Text |

I'm very new to Antlr, so forgive what may be a very easy question.
I am creating a grammar which parses Excel-like formulas and it needs to support multiple locales based on the list separator (, for en-US) and decimal separator (. for en-US). I would prefer not to choose between separate grammars to parse with based on locale.
Can I modify or inherit from the CommonTokenStream class to accomplish this, or is there another way to do this? Examples would be helpful.
I am using the Antlr v4.5.0-alpha003 NuGet package in my VS2015 C# project.

What you can do is add a locale (or custom separator- and grouping-characters) to your lexer, and add a semantic predicate before the lexer rule that inspects your custom separator- and grouping-characters and match these tokens dynamically.
I don't have ANTLR and C# running here, but the Java demo should be pretty similar:
grammar LocaleDemo;
#lexer::header {
import java.text.DecimalFormatSymbols;
import java.util.Locale;
}
#lexer::members {
private char decimalSeparator = '.';
private char groupingSeparator = ',';
public LocaleDemoLexer(CharStream input, Locale locale) {
this(input);
DecimalFormatSymbols dfs = new DecimalFormatSymbols(locale);
this.decimalSeparator = dfs.getDecimalSeparator();
this.groupingSeparator = dfs.getGroupingSeparator();
}
}
parse
: .*? EOF
;
NUMBER
: D D? ( DG D D D )* ( DS D+ )?
;
OTHER
: .
;
fragment D : [0-9];
fragment DS : {_input.LA(1) == decimalSeparator}? . ;
fragment DG : {_input.LA(1) == groupingSeparator}? . ;
To test the grammar above, run this class:
import org.antlr.v4.runtime.ANTLRInputStream;
import org.antlr.v4.runtime.Token;
import java.util.Locale;
public class Main {
private static void tokenize(String input, Locale locale) {
LocaleDemoLexer lexer = new LocaleDemoLexer(new ANTLRInputStream(input), locale);
System.out.printf("\ninput='%s', locale=%s, tokens:\n", input, locale);
for (Token t : lexer.getAllTokens()) {
System.out.printf(" %-10s '%s'\n", LocaleDemoLexer.VOCABULARY.getSymbolicName(t.getType()), t.getText());
}
}
public static void main(String[] args) throws Exception {
tokenize("1.23", Locale.ENGLISH);
tokenize("1.23", Locale.GERMAN);
tokenize("12.345.678,90", Locale.ENGLISH);
tokenize("12.345.678,90", Locale.GERMAN);
}
}
which would print:
input='1.23', locale=en, tokens:
NUMBER '1.23'
input='1.23', locale=de, tokens:
NUMBER '1'
OTHER '.'
NUMBER '23'
input='12.345.678,90', locale=en, tokens:
NUMBER '12.345'
OTHER '.'
NUMBER '67'
NUMBER '8'
OTHER ','
NUMBER '90'
input='12.345.678,90', locale=de, tokens:
NUMBER '12.345.678,90'
Related Q&A's:
What is a 'semantic predicate' in ANTLR?

Brief 1 | Translate this sentence from the text on locale-aware lexing in ANTLR into Spanish: "I am using the Antlr v4.5.0-alpha003 NuGet package in my VS2015 C# project."
Brief 2 | Write out the part of the text on locale-aware lexing in ANTLR that lies between "I'm very new" and "these tokens dynamically.", inclusive.

(Stored items)
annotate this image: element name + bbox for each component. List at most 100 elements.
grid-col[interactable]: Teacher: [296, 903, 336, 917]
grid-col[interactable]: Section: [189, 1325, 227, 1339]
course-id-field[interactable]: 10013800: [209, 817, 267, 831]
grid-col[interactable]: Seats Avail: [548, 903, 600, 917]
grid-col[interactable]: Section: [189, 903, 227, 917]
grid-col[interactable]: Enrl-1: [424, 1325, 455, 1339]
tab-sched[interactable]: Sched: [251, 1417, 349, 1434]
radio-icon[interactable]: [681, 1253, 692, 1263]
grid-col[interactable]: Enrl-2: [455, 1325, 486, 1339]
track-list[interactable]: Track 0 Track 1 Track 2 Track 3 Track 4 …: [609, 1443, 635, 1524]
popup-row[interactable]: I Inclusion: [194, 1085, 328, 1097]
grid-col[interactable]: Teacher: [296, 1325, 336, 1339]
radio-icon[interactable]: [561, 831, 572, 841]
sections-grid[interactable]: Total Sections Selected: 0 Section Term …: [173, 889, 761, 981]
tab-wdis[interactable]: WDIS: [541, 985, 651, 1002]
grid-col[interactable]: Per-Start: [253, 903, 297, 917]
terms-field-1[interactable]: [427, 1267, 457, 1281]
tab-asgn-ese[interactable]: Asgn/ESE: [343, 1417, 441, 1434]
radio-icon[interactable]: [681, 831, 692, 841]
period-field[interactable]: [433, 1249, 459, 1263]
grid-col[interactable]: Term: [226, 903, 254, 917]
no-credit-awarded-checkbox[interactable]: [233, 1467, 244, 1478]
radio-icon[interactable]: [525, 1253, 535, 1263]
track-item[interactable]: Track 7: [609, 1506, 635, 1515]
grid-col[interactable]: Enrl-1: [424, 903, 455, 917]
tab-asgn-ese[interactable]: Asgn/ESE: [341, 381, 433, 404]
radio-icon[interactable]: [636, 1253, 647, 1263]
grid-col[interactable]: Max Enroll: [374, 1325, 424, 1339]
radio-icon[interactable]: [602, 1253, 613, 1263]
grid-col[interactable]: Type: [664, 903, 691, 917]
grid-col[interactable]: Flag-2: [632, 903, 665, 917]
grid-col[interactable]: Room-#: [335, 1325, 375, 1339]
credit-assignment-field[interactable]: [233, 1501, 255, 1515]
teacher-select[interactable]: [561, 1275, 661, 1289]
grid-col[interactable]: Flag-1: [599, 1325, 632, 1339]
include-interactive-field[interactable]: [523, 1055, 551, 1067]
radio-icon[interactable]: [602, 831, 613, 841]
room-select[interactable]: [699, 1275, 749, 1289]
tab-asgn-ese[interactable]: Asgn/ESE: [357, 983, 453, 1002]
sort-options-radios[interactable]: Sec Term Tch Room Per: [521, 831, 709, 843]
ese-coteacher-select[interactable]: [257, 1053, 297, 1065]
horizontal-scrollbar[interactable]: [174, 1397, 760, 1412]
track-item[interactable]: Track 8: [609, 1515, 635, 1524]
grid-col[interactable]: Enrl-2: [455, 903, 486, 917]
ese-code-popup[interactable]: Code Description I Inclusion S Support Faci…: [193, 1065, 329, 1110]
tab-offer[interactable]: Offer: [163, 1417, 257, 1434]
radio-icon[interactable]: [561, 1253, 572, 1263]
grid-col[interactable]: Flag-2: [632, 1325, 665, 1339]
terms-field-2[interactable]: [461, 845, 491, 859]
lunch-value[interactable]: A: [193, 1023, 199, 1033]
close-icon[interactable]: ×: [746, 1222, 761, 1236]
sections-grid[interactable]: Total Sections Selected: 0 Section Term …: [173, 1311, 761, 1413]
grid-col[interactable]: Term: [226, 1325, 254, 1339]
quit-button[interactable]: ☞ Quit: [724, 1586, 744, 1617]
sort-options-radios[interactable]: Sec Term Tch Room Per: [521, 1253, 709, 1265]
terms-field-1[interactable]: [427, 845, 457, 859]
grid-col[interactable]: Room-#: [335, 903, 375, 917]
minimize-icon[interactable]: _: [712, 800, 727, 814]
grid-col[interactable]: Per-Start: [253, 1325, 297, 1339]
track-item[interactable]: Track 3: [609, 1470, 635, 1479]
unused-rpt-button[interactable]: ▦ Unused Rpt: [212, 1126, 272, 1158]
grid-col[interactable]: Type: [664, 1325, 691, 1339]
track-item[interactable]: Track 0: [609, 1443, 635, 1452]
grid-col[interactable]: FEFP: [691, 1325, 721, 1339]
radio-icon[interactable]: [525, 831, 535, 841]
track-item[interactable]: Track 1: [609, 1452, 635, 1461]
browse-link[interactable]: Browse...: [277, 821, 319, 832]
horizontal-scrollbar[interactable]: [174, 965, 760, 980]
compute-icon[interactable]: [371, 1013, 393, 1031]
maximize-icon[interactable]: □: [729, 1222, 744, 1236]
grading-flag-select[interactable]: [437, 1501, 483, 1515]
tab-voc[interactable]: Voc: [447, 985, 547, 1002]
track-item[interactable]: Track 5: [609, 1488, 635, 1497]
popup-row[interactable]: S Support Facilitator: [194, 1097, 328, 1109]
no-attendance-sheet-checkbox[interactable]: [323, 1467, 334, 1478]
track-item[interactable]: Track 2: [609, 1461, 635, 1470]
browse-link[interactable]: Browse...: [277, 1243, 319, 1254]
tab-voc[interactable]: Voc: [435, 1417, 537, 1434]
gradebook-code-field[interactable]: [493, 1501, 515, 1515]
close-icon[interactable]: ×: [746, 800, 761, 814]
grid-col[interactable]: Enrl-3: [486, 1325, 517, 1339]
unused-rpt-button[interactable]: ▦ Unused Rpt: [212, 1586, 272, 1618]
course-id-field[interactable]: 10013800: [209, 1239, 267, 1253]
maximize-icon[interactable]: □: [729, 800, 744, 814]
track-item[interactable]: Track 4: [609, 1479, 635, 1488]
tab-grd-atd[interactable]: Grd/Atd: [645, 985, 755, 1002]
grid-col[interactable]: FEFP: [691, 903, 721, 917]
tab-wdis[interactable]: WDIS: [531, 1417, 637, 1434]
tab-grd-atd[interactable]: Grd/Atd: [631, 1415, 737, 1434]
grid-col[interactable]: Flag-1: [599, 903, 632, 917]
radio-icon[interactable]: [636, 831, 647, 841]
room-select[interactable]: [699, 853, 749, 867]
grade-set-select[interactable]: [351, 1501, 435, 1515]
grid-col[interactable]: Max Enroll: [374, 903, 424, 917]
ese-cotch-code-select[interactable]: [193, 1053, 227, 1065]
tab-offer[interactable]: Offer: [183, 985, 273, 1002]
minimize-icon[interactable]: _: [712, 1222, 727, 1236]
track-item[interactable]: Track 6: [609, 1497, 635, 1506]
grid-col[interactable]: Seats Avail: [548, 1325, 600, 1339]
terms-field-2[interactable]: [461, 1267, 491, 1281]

Task result 1 | Estoy usando el paquete NuGet Antlr v4.5.0-alpha003 en mi proyecto de C# en VS2015.

Task result 2 |
I'm very new to Antlr, so forgive what may be a very easy question.
I am creating a grammar which parses Excel-like formulas and it needs to support multiple locales based on the list separator (, for en-US) and decimal separator (. for en-US). I would prefer not to choose between separate grammars to parse with based on locale.
Can I modify or inherit from the CommonTokenStream class to accomplish this, or is there another way to do this? Examples would be helpful.
I am using the Antlr v4.5.0-alpha003 NuGet package in my VS2015 C# project.

What you can do is add a locale (or custom separator- and grouping-characters) to your lexer, and add a semantic predicate before the lexer rule that inspects your custom separator- and grouping-characters and match these tokens dynamically.